Begin Provided records

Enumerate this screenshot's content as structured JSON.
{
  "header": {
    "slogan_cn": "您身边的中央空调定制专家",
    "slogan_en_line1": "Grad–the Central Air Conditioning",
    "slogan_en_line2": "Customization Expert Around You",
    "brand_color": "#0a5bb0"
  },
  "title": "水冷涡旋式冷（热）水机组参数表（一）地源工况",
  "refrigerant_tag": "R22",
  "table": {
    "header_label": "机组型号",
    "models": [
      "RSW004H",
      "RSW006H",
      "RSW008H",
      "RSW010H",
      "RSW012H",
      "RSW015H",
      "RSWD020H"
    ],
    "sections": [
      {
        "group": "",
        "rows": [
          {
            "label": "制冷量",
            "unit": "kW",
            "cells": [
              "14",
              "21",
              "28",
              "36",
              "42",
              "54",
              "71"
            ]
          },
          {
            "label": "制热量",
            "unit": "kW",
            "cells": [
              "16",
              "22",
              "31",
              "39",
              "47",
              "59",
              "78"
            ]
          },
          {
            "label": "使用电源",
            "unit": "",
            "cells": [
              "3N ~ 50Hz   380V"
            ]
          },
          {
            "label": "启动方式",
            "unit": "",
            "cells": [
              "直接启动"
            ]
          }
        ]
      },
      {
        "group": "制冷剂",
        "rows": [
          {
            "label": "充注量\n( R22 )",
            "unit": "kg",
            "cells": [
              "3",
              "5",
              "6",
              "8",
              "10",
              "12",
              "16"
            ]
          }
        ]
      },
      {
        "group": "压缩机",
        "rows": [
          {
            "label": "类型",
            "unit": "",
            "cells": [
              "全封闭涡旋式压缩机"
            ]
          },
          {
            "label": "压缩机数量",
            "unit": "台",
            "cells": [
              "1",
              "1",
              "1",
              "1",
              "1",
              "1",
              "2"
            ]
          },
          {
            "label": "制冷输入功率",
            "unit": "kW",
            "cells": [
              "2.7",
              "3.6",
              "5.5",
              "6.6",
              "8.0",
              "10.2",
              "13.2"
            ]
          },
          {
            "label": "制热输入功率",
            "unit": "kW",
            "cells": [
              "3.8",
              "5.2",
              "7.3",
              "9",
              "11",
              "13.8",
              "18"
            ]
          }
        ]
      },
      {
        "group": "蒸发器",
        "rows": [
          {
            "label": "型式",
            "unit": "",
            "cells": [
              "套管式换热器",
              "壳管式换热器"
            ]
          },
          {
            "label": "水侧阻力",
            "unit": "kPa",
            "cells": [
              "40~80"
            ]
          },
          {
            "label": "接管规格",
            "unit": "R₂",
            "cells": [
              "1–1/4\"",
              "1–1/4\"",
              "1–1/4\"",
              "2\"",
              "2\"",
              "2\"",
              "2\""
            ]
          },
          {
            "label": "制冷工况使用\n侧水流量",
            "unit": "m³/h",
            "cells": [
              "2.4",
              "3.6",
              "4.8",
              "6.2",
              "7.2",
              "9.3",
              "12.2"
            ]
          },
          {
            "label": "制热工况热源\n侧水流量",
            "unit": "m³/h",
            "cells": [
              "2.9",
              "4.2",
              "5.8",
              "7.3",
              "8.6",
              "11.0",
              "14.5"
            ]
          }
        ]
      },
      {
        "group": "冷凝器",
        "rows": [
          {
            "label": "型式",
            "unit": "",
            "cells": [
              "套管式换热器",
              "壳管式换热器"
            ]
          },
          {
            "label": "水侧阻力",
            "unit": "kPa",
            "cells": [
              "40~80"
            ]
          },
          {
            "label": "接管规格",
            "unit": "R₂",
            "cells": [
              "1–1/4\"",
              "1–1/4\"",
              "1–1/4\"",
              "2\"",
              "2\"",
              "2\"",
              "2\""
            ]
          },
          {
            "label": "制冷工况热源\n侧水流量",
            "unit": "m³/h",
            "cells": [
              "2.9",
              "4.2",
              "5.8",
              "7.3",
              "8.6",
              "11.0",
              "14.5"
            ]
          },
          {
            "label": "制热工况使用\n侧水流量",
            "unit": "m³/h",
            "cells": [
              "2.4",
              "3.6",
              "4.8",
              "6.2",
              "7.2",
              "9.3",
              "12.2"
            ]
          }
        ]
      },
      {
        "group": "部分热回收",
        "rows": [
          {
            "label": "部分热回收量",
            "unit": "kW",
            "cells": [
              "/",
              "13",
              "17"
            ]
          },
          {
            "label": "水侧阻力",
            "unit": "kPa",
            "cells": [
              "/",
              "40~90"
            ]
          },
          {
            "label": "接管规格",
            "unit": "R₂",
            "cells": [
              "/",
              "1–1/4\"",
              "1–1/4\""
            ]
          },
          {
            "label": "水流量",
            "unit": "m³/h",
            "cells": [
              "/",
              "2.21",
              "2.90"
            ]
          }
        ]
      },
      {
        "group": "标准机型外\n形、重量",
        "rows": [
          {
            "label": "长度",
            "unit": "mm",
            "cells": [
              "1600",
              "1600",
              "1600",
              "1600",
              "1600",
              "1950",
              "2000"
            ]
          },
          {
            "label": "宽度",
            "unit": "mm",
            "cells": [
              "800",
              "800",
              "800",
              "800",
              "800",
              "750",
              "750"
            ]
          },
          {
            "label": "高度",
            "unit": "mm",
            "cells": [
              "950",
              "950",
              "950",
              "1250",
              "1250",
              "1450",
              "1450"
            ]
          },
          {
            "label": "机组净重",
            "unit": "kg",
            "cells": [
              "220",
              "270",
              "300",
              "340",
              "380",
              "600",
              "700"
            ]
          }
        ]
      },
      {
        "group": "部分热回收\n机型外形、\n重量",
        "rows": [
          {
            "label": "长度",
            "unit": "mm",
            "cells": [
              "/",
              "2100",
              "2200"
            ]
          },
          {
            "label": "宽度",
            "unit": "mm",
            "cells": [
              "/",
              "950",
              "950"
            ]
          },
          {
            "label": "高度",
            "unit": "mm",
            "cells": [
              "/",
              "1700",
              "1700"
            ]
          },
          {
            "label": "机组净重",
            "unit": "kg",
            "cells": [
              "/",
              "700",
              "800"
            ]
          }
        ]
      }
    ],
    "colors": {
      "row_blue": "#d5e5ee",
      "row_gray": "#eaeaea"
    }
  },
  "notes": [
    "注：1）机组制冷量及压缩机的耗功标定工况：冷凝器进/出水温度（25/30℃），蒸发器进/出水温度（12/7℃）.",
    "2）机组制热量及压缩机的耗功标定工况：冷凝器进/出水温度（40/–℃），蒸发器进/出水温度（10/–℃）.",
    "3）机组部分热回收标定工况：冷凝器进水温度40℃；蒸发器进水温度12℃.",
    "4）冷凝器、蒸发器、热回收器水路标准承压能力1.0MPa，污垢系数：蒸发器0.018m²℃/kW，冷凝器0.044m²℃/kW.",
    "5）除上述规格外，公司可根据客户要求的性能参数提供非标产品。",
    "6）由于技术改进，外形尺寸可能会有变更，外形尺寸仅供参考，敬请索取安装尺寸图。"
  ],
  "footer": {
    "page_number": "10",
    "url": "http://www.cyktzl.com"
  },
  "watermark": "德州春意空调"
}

End Provided records

**Stated exercise:** Your task is to repeat the data exactly; please include every line.

**Result of this task:**
Enumerate this screenshot's content as structured JSON.
{
  "header": {
    "slogan_cn": "您身边的中央空调定制专家",
    "slogan_en_line1": "Grad–the Central Air Conditioning",
    "slogan_en_line2": "Customization Expert Around You",
    "brand_color": "#0a5bb0"
  },
  "title": "水冷涡旋式冷（热）水机组参数表（一）地源工况",
  "refrigerant_tag": "R22",
  "table": {
    "header_label": "机组型号",
    "models": [
      "RSW004H",
      "RSW006H",
      "RSW008H",
      "RSW010H",
      "RSW012H",
      "RSW015H",
      "RSWD020H"
    ],
    "sections": [
      {
        "group": "",
        "rows": [
          {
            "label": "制冷量",
            "unit": "kW",
            "cells": [
              "14",
              "21",
              "28",
              "36",
              "42",
              "54",
              "71"
            ]
          },
          {
            "label": "制热量",
            "unit": "kW",
            "cells": [
              "16",
              "22",
              "31",
              "39",
              "47",
              "59",
              "78"
            ]
          },
          {
            "label": "使用电源",
            "unit": "",
            "cells": [
              "3N ~ 50Hz   380V"
            ]
          },
          {
            "label": "启动方式",
            "unit": "",
            "cells": [
              "直接启动"
            ]
          }
        ]
      },
      {
        "group": "制冷剂",
        "rows": [
          {
            "label": "充注量\n( R22 )",
            "unit": "kg",
            "cells": [
              "3",
              "5",
              "6",
              "8",
              "10",
              "12",
              "16"
            ]
          }
        ]
      },
      {
        "group": "压缩机",
        "rows": [
          {
            "label": "类型",
            "unit": "",
            "cells": [
              "全封闭涡旋式压缩机"
            ]
          },
          {
            "label": "压缩机数量",
            "unit": "台",
            "cells": [
              "1",
              "1",
              "1",
              "1",
              "1",
              "1",
              "2"
            ]
          },
          {
            "label": "制冷输入功率",
            "unit": "kW",
            "cells": [
              "2.7",
              "3.6",
              "5.5",
              "6.6",
              "8.0",
              "10.2",
              "13.2"
            ]
          },
          {
            "label": "制热输入功率",
            "unit": "kW",
            "cells": [
              "3.8",
              "5.2",
              "7.3",
              "9",
              "11",
              "13.8",
              "18"
            ]
          }
        ]
      },
      {
        "group": "蒸发器",
        "rows": [
          {
            "label": "型式",
            "unit": "",
            "cells": [
              "套管式换热器",
              "壳管式换热器"
            ]
          },
          {
            "label": "水侧阻力",
            "unit": "kPa",
            "cells": [
              "40~80"
            ]
          },
          {
            "label": "接管规格",
            "unit": "R₂",
            "cells": [
              "1–1/4\"",
              "1–1/4\"",
              "1–1/4\"",
              "2\"",
              "2\"",
              "2\"",
              "2\""
            ]
          },
          {
            "label": "制冷工况使用\n侧水流量",
            "unit": "m³/h",
            "cells": [
              "2.4",
              "3.6",
              "4.8",
              "6.2",
              "7.2",
              "9.3",
              "12.2"
            ]
          },
          {
            "label": "制热工况热源\n侧水流量",
            "unit": "m³/h",
            "cells": [
              "2.9",
              "4.2",
              "5.8",
              "7.3",
              "8.6",
              "11.0",
              "14.5"
            ]
          }
        ]
      },
      {
        "group": "冷凝器",
        "rows": [
          {
            "label": "型式",
            "unit": "",
            "cells": [
              "套管式换热器",
              "壳管式换热器"
            ]
          },
          {
            "label": "水侧阻力",
            "unit": "kPa",
            "cells": [
              "40~80"
            ]
          },
          {
            "label": "接管规格",
            "unit": "R₂",
            "cells": [
              "1–1/4\"",
              "1–1/4\"",
              "1–1/4\"",
              "2\"",
              "2\"",
              "2\"",
              "2\""
            ]
          },
          {
            "label": "制冷工况热源\n侧水流量",
            "unit": "m³/h",
            "cells": [
              "2.9",
              "4.2",
              "5.8",
              "7.3",
              "8.6",
              "11.0",
              "14.5"
            ]
          },
          {
            "label": "制热工况使用\n侧水流量",
            "unit": "m³/h",
            "cells": [
              "2.4",
              "3.6",
              "4.8",
              "6.2",
              "7.2",
              "9.3",
              "12.2"
            ]
          }
        ]
      },
      {
        "group": "部分热回收",
        "rows": [
          {
            "label": "部分热回收量",
            "unit": "kW",
            "cells": [
              "/",
              "13",
              "17"
            ]
          },
          {
            "label": "水侧阻力",
            "unit": "kPa",
            "cells": [
              "/",
              "40~90"
            ]
          },
          {
            "label": "接管规格",
            "unit": "R₂",
            "cells": [
              "/",
              "1–1/4\"",
              "1–1/4\""
            ]
          },
          {
            "label": "水流量",
            "unit": "m³/h",
            "cells": [
              "/",
              "2.21",
              "2.90"
            ]
          }
        ]
      },
      {
        "group": "标准机型外\n形、重量",
        "rows": [
          {
            "label": "长度",
            "unit": "mm",
            "cells": [
              "1600",
              "1600",
              "1600",
              "1600",
              "1600",
              "1950",
              "2000"
            ]
          },
          {
            "label": "宽度",
            "unit": "mm",
            "cells": [
              "800",
              "800",
              "800",
              "800",
              "800",
              "750",
              "750"
            ]
          },
          {
            "label": "高度",
            "unit": "mm",
            "cells": [
              "950",
              "950",
              "950",
              "1250",
              "1250",
              "1450",
              "1450"
            ]
          },
          {
            "label": "机组净重",
            "unit": "kg",
            "cells": [
              "220",
              "270",
              "300",
              "340",
              "380",
              "600",
              "700"
            ]
          }
        ]
      },
      {
        "group": "部分热回收\n机型外形、\n重量",
        "rows": [
          {
            "label": "长度",
            "unit": "mm",
            "cells": [
              "/",
              "2100",
              "2200"
            ]
          },
          {
            "label": "宽度",
            "unit": "mm",
            "cells": [
              "/",
              "950",
              "950"
            ]
          },
          {
            "label": "高度",
            "unit": "mm",
            "cells": [
              "/",
              "1700",
              "1700"
            ]
          },
          {
            "label": "机组净重",
            "unit": "kg",
            "cells": [
              "/",
              "700",
              "800"
            ]
          }
        ]
      }
    ],
    "colors": {
      "row_blue": "#d5e5ee",
      "row_gray": "#eaeaea"
    }
  },
  "notes": [
    "注：1）机组制冷量及压缩机的耗功标定工况：冷凝器进/出水温度（25/30℃），蒸发器进/出水温度（12/7℃）.",
    "2）机组制热量及压缩机的耗功标定工况：冷凝器进/出水温度（40/–℃），蒸发器进/出水温度（10/–℃）.",
    "3）机组部分热回收标定工况：冷凝器进水温度40℃；蒸发器进水温度12℃.",
    "4）冷凝器、蒸发器、热回收器水路标准承压能力1.0MPa，污垢系数：蒸发器0.018m²℃/kW，冷凝器0.044m²℃/kW.",
    "5）除上述规格外，公司可根据客户要求的性能参数提供非标产品。",
    "6）由于技术改进，外形尺寸可能会有变更，外形尺寸仅供参考，敬请索取安装尺寸图。"
  ],
  "footer": {
    "page_number": "10",
    "url": "http://www.cyktzl.com"
  },
  "watermark": "德州春意空调"
}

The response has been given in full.